▸ **Exercise brief**
Turn the rows below into a Markdown table with the columns Num and Line, one numbered table row per row, skipping blank lines and leaving out the pictures.

%%

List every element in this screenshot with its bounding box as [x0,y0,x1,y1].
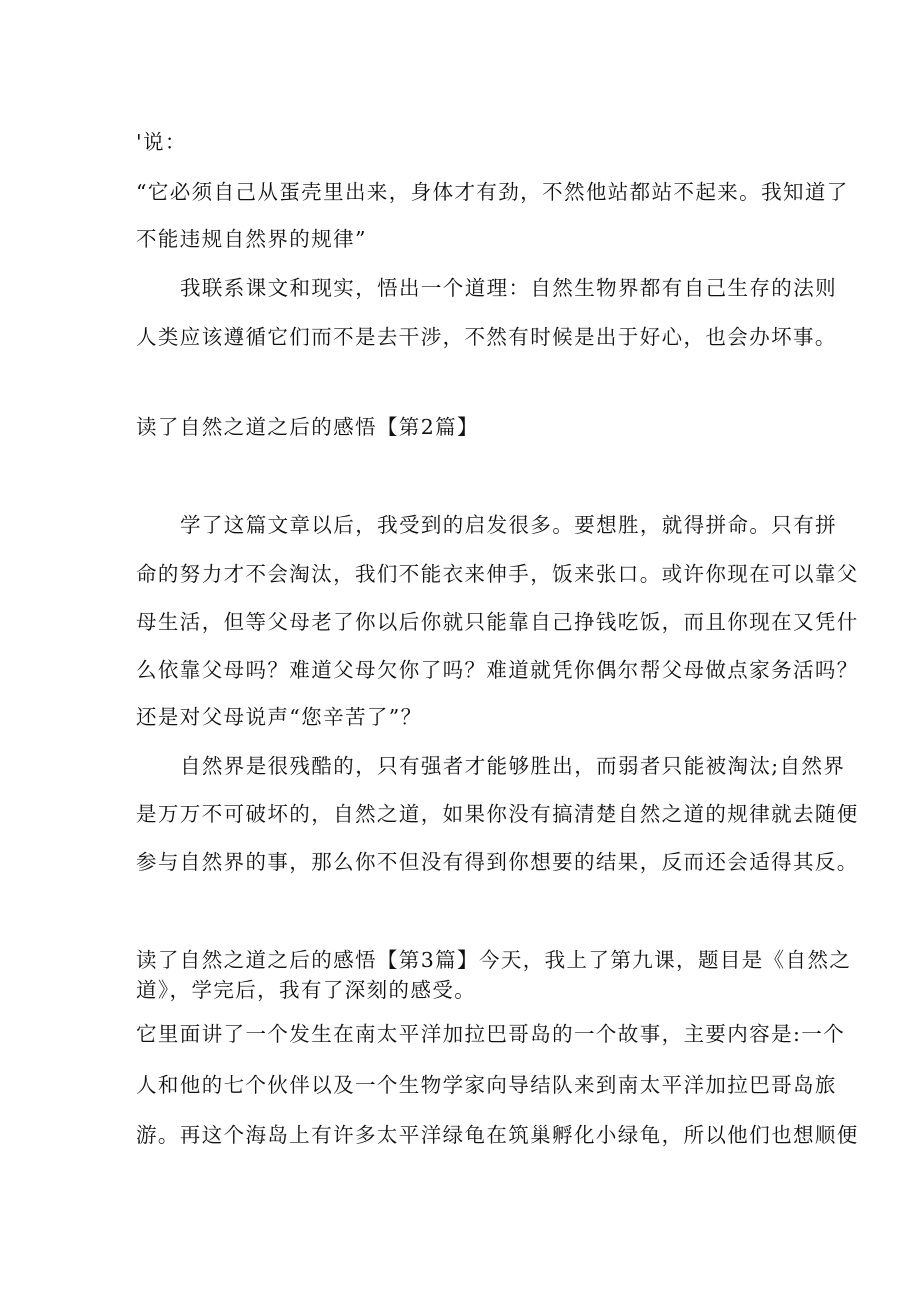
text-line: 不能违规自然界的规律” [136,227,367,251]
text-line: 人类应该遵循它们而不是去干涉，不然有时候是出于好心，也会办坏事。 [136,325,837,349]
section-heading: 读了自然之道之后的感悟【第2篇】 [136,415,479,439]
text-line: 参与自然界的事，那么你不但没有得到你想要的结果，反而还会适得其反。 [136,850,859,874]
text-line: 我联系课文和现实，悟出一个道理：自然生物界都有自己生存的法则 [180,276,837,300]
text-line: 学了这篇文章以后，我受到的启发很多。要想胜，就得拼命。只有拼 [180,513,837,537]
text-line: 道》，学完后，我有了深刻的感受。 [136,978,477,1002]
text-line: 游。再这个海岛上有许多太平洋绿龟在筑巢孵化小绿龟，所以他们也想顺便 [136,1123,859,1147]
text-line: 命的努力才不会淘汰，我们不能衣来伸手，饭来张口。或许你现在可以靠父 [136,562,859,586]
text-line: '说： [136,130,187,154]
text-line: 自然界是很残酷的，只有强者才能够胜出，而弱者只能被淘汰;自然界 [180,754,846,778]
section-heading: 读了自然之道之后的感悟【第3篇】今天，我上了第九课，题目是《自然之 [136,948,852,972]
text-line: 它里面讲了一个发生在南太平洋加拉巴哥岛的一个故事，主要内容是:一个 [136,1022,846,1046]
text-line: 是万万不可破坏的，自然之道，如果你没有搞清楚自然之道的规律就去随便 [136,802,859,826]
text-line: 母生活，但等父母老了你以后你就只能靠自己挣钱吃饭，而且你现在又凭什 [136,610,859,634]
text-line: 人和他的七个伙伴以及一个生物学家向导结队来到南太平洋加拉巴哥岛旅 [136,1073,837,1097]
text-line: 么依靠父母吗？难道父母欠你了吗？难道就凭你偶尔帮父母做点家务活吗？ [136,658,859,682]
text-line: 还是对父母说声“您辛苦了”？ [136,705,423,729]
text-line: “它必须自己从蛋壳里出来，身体才有劲，不然他站都站不起来。我知道了 [136,180,849,204]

%%

▸ **Solution**
| Num | Line |
|---|---|
| 1 | List every element in this screenshot with its bounding box as [x0,y0,x1,y1]. |
| 2 | text-line: 不能违规自然界的规律” [136,227,367,251] |
| 3 | text-line: 人类应该遵循它们而不是去干涉，不然有时候是出于好心，也会办坏事。 [136,325,837,349] |
| 4 | section-heading: 读了自然之道之后的感悟【第2篇】 [136,415,479,439] |
| 5 | text-line: 参与自然界的事，那么你不但没有得到你想要的结果，反而还会适得其反。 [136,850,859,874] |
| 6 | text-line: 我联系课文和现实，悟出一个道理：自然生物界都有自己生存的法则 [180,276,837,300] |
| 7 | text-line: 学了这篇文章以后，我受到的启发很多。要想胜，就得拼命。只有拼 [180,513,837,537] |
| 8 | text-line: 道》，学完后，我有了深刻的感受。 [136,978,477,1002] |
| 9 | text-line: 游。再这个海岛上有许多太平洋绿龟在筑巢孵化小绿龟，所以他们也想顺便 [136,1123,859,1147] |
| 10 | text-line: 命的努力才不会淘汰，我们不能衣来伸手，饭来张口。或许你现在可以靠父 [136,562,859,586] |
| 11 | text-line: '说： [136,130,187,154] |
| 12 | text-line: 自然界是很残酷的，只有强者才能够胜出，而弱者只能被淘汰;自然界 [180,754,846,778] |
| 13 | section-heading: 读了自然之道之后的感悟【第3篇】今天，我上了第九课，题目是《自然之 [136,948,852,972] |
| 14 | text-line: 它里面讲了一个发生在南太平洋加拉巴哥岛的一个故事，主要内容是:一个 [136,1022,846,1046] |
| 15 | text-line: 是万万不可破坏的，自然之道，如果你没有搞清楚自然之道的规律就去随便 [136,802,859,826] |
| 16 | text-line: 母生活，但等父母老了你以后你就只能靠自己挣钱吃饭，而且你现在又凭什 [136,610,859,634] |
| 17 | text-line: 人和他的七个伙伴以及一个生物学家向导结队来到南太平洋加拉巴哥岛旅 [136,1073,837,1097] |
| 18 | text-line: 么依靠父母吗？难道父母欠你了吗？难道就凭你偶尔帮父母做点家务活吗？ [136,658,859,682] |
| 19 | text-line: 还是对父母说声“您辛苦了”？ [136,705,423,729] |
| 20 | text-line: “它必须自己从蛋壳里出来，身体才有劲，不然他站都站不起来。我知道了 [136,180,849,204] |